Write every record out again exactly, and keep images out of it.

start DATASET EXTRACT

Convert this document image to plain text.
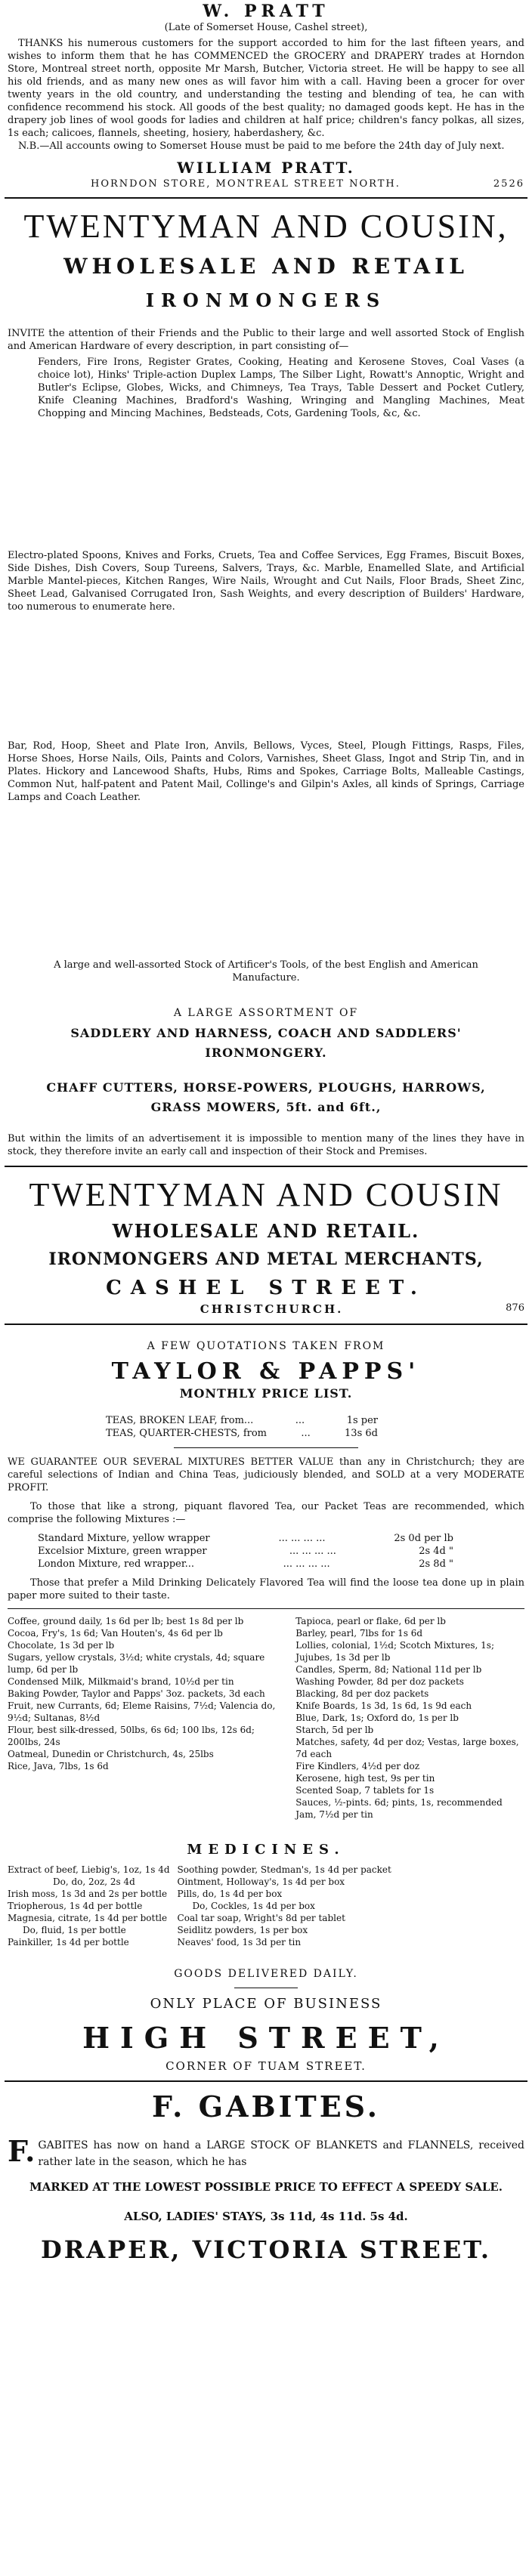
W. PRATT
(Late of Somerset House, Cashel street),

THANKS his numerous customers for the support accorded to him for the last fifteen years, and wishes to inform them that he has COMMENCED the GROCERY and DRAPERY trades at Horndon Store, Montreal street north, opposite Mr Marsh, Butcher, Victoria street. He will be happy to see all his old friends, and as many new ones as will favor him with a call. Having been a grocer for over twenty years in the old country, and understanding the testing and blending of tea, he can with confidence recommend his stock. All goods of the best quality; no damaged goods kept. He has in the drapery job lines of wool goods for ladies and children at half price; children's fancy polkas, all sizes, 1s each; calicoes, flannels, sheeting, hosiery, haberdashery, &c.

N.B.—All accounts owing to Somerset House must be paid to me before the 24th day of July next.

WILLIAM PRATT.
HORNDON STORE, MONTREAL STREET NORTH.	2526
TWENTYMAN AND COUSIN,
WHOLESALE AND RETAIL
IRONMONGERS

INVITE the attention of their Friends and the Public to their large and well assorted Stock of English and American Hardware of every description, in part consisting of—

Fenders, Fire Irons, Register Grates, Cooking, Heating and Kerosene Stoves, Coal Vases (a choice lot), Hinks' Triple-action Duplex Lamps, The Silber Light, Rowatt's Annoptic, Wright and Butler's Eclipse, Globes, Wicks, and Chimneys, Tea Trays, Table Dessert and Pocket Cutlery, Knife Cleaning Machines, Bradford's Washing, Wringing and Mangling Machines, Meat Chopping and Mincing Machines, Bedsteads, Cots, Gardening Tools, &c, &c.

Electro-plated Spoons, Knives and Forks, Cruets, Tea and Coffee Services, Egg Frames, Biscuit Boxes, Side Dishes, Dish Covers, Soup Tureens, Salvers, Trays, &c. Marble, Enamelled Slate, and Artificial Marble Mantel-pieces, Kitchen Ranges, Wire Nails, Wrought and Cut Nails, Floor Brads, Sheet Zinc, Sheet Lead, Galvanised Corrugated Iron, Sash Weights, and every description of Builders' Hardware, too numerous to enumerate here.

Bar, Rod, Hoop, Sheet and Plate Iron, Anvils, Bellows, Vyces, Steel, Plough Fittings, Rasps, Files, Horse Shoes, Horse Nails, Oils, Paints and Colors, Varnishes, Sheet Glass, Ingot and Strip Tin, and in Plates. Hickory and Lancewood Shafts, Hubs, Rims and Spokes, Carriage Bolts, Malleable Castings, Common Nut, half-patent and Patent Mail, Collinge's and Gilpin's Axles, all kinds of Springs, Carriage Lamps and Coach Leather.

A large and well-assorted Stock of Artificer's Tools, of the best English and American Manufacture.

A LARGE ASSORTMENT OF
SADDLERY AND HARNESS, COACH AND SADDLERS' IRONMONGERY.
CHAFF CUTTERS, HORSE-POWERS, PLOUGHS, HARROWS, GRASS MOWERS, 5ft. and 6ft.,

But within the limits of an advertisement it is impossible to mention many of the lines they have in stock, they therefore invite an early call and inspection of their Stock and Premises.

TWENTYMAN AND COUSIN
WHOLESALE AND RETAIL.
IRONMONGERS AND METAL MERCHANTS,
CASHEL STREET.
CHRISTCHURCH.	876
A FEW QUOTATIONS TAKEN FROM
TAYLOR & PAPPS'
MONTHLY PRICE LIST.
TEAS, BROKEN LEAF, from...	...	1s per
TEAS, QUARTER-CHESTS, from	...	13s 6d

WE GUARANTEE OUR SEVERAL MIXTURES BETTER VALUE than any in Christchurch; they are careful selections of Indian and China Teas, judiciously blended, and SOLD at a very MODERATE PROFIT.

To those that like a strong, piquant flavored Tea, our Packet Teas are recommended, which comprise the following Mixtures :—

Standard Mixture, yellow wrapper	... ... ... ...	2s 0d per lb
Excelsior Mixture, green wrapper	... ... ... ...	2s 4d "
London Mixture, red wrapper...	... ... ... ...	2s 8d "

Those that prefer a Mild Drinking Delicately Flavored Tea will find the loose tea done up in plain paper more suited to their taste.

Coffee, ground daily, 1s 6d per lb; best 1s 8d per lb
Cocoa, Fry's, 1s 6d; Van Houten's, 4s 6d per lb
Chocolate, 1s 3d per lb
Sugars, yellow crystals, 3½d; white crystals, 4d; square lump, 6d per lb
Condensed Milk, Milkmaid's brand, 10½d per tin
Baking Powder, Taylor and Papps' 3oz. packets, 3d each
Fruit, new Currants, 6d; Eleme Raisins, 7½d; Valencia do, 9½d; Sultanas, 8½d
Flour, best silk-dressed, 50lbs, 6s 6d; 100 lbs, 12s 6d; 200lbs, 24s
Oatmeal, Dunedin or Christchurch, 4s, 25lbs
Rice, Java, 7lbs, 1s 6d
Tapioca, pearl or flake, 6d per lb
Barley, pearl, 7lbs for 1s 6d
Lollies, colonial, 1½d; Scotch Mixtures, 1s; Jujubes, 1s 3d per lb
Candles, Sperm, 8d; National 11d per lb
Washing Powder, 8d per doz packets
Blacking, 8d per doz packets
Knife Boards, 1s 3d, 1s 6d, 1s 9d each
Blue, Dark, 1s; Oxford do, 1s per lb
Starch, 5d per lb
Matches, safety, 4d per doz; Vestas, large boxes, 7d each
Fire Kindlers, 4½d per doz
Kerosene, high test, 9s per tin
Scented Soap, 7 tablets for 1s
Sauces, ½-pints. 6d; pints, 1s, recommended
Jam, 7½d per tin
MEDICINES.
Extract of beef, Liebig's, 1oz, 1s 4d
Do, do, 2oz, 2s 4d
Irish moss, 1s 3d and 2s per bottle
Triopherous, 1s 4d per bottle
Magnesia, citrate, 1s 4d per bottle
Do, fluid, 1s per bottle
Painkiller, 1s 4d per bottle
Soothing powder, Stedman's, 1s 4d per packet
Ointment, Holloway's, 1s 4d per box
Pills, do, 1s 4d per box
Do, Cockles, 1s 4d per box
Coal tar soap, Wright's 8d per tablet
Seidlitz powders, 1s per box
Neaves' food, 1s 3d per tin
GOODS DELIVERED DAILY.
ONLY PLACE OF BUSINESS
HIGH STREET,
CORNER OF TUAM STREET.
F. GABITES.
F. GABITES has now on hand a LARGE STOCK OF BLANKETS and FLANNELS, received rather late in the season, which he has

MARKED AT THE LOWEST POSSIBLE PRICE TO EFFECT A SPEEDY SALE.
ALSO, LADIES' STAYS, 3s 11d, 4s 11d. 5s 4d.
DRAPER, VICTORIA STREET.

end DATASET EXTRACT

* [THE RESULT]:
Convert this document image to plain text.
W. PRATT
(Late of Somerset House, Cashel street),

THANKS his numerous customers for the support accorded to him for the last fifteen years, and wishes to inform them that he has COMMENCED the GROCERY and DRAPERY trades at Horndon Store, Montreal street north, opposite Mr Marsh, Butcher, Victoria street. He will be happy to see all his old friends, and as many new ones as will favor him with a call. Having been a grocer for over twenty years in the old country, and understanding the testing and blending of tea, he can with confidence recommend his stock. All goods of the best quality; no damaged goods kept. He has in the drapery job lines of wool goods for ladies and children at half price; children's fancy polkas, all sizes, 1s each; calicoes, flannels, sheeting, hosiery, haberdashery, &c.

N.B.—All accounts owing to Somerset House must be paid to me before the 24th day of July next.

WILLIAM PRATT.
HORNDON STORE, MONTREAL STREET NORTH.	2526
TWENTYMAN AND COUSIN,
WHOLESALE AND RETAIL
IRONMONGERS

INVITE the attention of their Friends and the Public to their large and well assorted Stock of English and American Hardware of every description, in part consisting of—

Fenders, Fire Irons, Register Grates, Cooking, Heating and Kerosene Stoves, Coal Vases (a choice lot), Hinks' Triple-action Duplex Lamps, The Silber Light, Rowatt's Annoptic, Wright and Butler's Eclipse, Globes, Wicks, and Chimneys, Tea Trays, Table Dessert and Pocket Cutlery, Knife Cleaning Machines, Bradford's Washing, Wringing and Mangling Machines, Meat Chopping and Mincing Machines, Bedsteads, Cots, Gardening Tools, &c, &c.

Electro-plated Spoons, Knives and Forks, Cruets, Tea and Coffee Services, Egg Frames, Biscuit Boxes, Side Dishes, Dish Covers, Soup Tureens, Salvers, Trays, &c. Marble, Enamelled Slate, and Artificial Marble Mantel-pieces, Kitchen Ranges, Wire Nails, Wrought and Cut Nails, Floor Brads, Sheet Zinc, Sheet Lead, Galvanised Corrugated Iron, Sash Weights, and every description of Builders' Hardware, too numerous to enumerate here.

Bar, Rod, Hoop, Sheet and Plate Iron, Anvils, Bellows, Vyces, Steel, Plough Fittings, Rasps, Files, Horse Shoes, Horse Nails, Oils, Paints and Colors, Varnishes, Sheet Glass, Ingot and Strip Tin, and in Plates. Hickory and Lancewood Shafts, Hubs, Rims and Spokes, Carriage Bolts, Malleable Castings, Common Nut, half-patent and Patent Mail, Collinge's and Gilpin's Axles, all kinds of Springs, Carriage Lamps and Coach Leather.

A large and well-assorted Stock of Artificer's Tools, of the best English and American Manufacture.

A LARGE ASSORTMENT OF
SADDLERY AND HARNESS, COACH AND SADDLERS' IRONMONGERY.
CHAFF CUTTERS, HORSE-POWERS, PLOUGHS, HARROWS, GRASS MOWERS, 5ft. and 6ft.,

But within the limits of an advertisement it is impossible to mention many of the lines they have in stock, they therefore invite an early call and inspection of their Stock and Premises.

TWENTYMAN AND COUSIN
WHOLESALE AND RETAIL.
IRONMONGERS AND METAL MERCHANTS,
CASHEL STREET.
CHRISTCHURCH.	876
A FEW QUOTATIONS TAKEN FROM
TAYLOR & PAPPS'
MONTHLY PRICE LIST.
TEAS, BROKEN LEAF, from...	...	1s per
TEAS, QUARTER-CHESTS, from	...	13s 6d

WE GUARANTEE OUR SEVERAL MIXTURES BETTER VALUE than any in Christchurch; they are careful selections of Indian and China Teas, judiciously blended, and SOLD at a very MODERATE PROFIT.

To those that like a strong, piquant flavored Tea, our Packet Teas are recommended, which comprise the following Mixtures :—

Standard Mixture, yellow wrapper	... ... ... ...	2s 0d per lb
Excelsior Mixture, green wrapper	... ... ... ...	2s 4d "
London Mixture, red wrapper...	... ... ... ...	2s 8d "

Those that prefer a Mild Drinking Delicately Flavored Tea will find the loose tea done up in plain paper more suited to their taste.

Coffee, ground daily, 1s 6d per lb; best 1s 8d per lb
Cocoa, Fry's, 1s 6d; Van Houten's, 4s 6d per lb
Chocolate, 1s 3d per lb
Sugars, yellow crystals, 3½d; white crystals, 4d; square lump, 6d per lb
Condensed Milk, Milkmaid's brand, 10½d per tin
Baking Powder, Taylor and Papps' 3oz. packets, 3d each
Fruit, new Currants, 6d; Eleme Raisins, 7½d; Valencia do, 9½d; Sultanas, 8½d
Flour, best silk-dressed, 50lbs, 6s 6d; 100 lbs, 12s 6d; 200lbs, 24s
Oatmeal, Dunedin or Christchurch, 4s, 25lbs
Rice, Java, 7lbs, 1s 6d
Tapioca, pearl or flake, 6d per lb
Barley, pearl, 7lbs for 1s 6d
Lollies, colonial, 1½d; Scotch Mixtures, 1s; Jujubes, 1s 3d per lb
Candles, Sperm, 8d; National 11d per lb
Washing Powder, 8d per doz packets
Blacking, 8d per doz packets
Knife Boards, 1s 3d, 1s 6d, 1s 9d each
Blue, Dark, 1s; Oxford do, 1s per lb
Starch, 5d per lb
Matches, safety, 4d per doz; Vestas, large boxes, 7d each
Fire Kindlers, 4½d per doz
Kerosene, high test, 9s per tin
Scented Soap, 7 tablets for 1s
Sauces, ½-pints. 6d; pints, 1s, recommended
Jam, 7½d per tin
MEDICINES.
Extract of beef, Liebig's, 1oz, 1s 4d
Do, do, 2oz, 2s 4d
Irish moss, 1s 3d and 2s per bottle
Triopherous, 1s 4d per bottle
Magnesia, citrate, 1s 4d per bottle
Do, fluid, 1s per bottle
Painkiller, 1s 4d per bottle
Soothing powder, Stedman's, 1s 4d per packet
Ointment, Holloway's, 1s 4d per box
Pills, do, 1s 4d per box
Do, Cockles, 1s 4d per box
Coal tar soap, Wright's 8d per tablet
Seidlitz powders, 1s per box
Neaves' food, 1s 3d per tin
GOODS DELIVERED DAILY.
ONLY PLACE OF BUSINESS
HIGH STREET,
CORNER OF TUAM STREET.
F. GABITES.
F. GABITES has now on hand a LARGE STOCK OF BLANKETS and FLANNELS, received rather late in the season, which he has

MARKED AT THE LOWEST POSSIBLE PRICE TO EFFECT A SPEEDY SALE.
ALSO, LADIES' STAYS, 3s 11d, 4s 11d. 5s 4d.
DRAPER, VICTORIA STREET.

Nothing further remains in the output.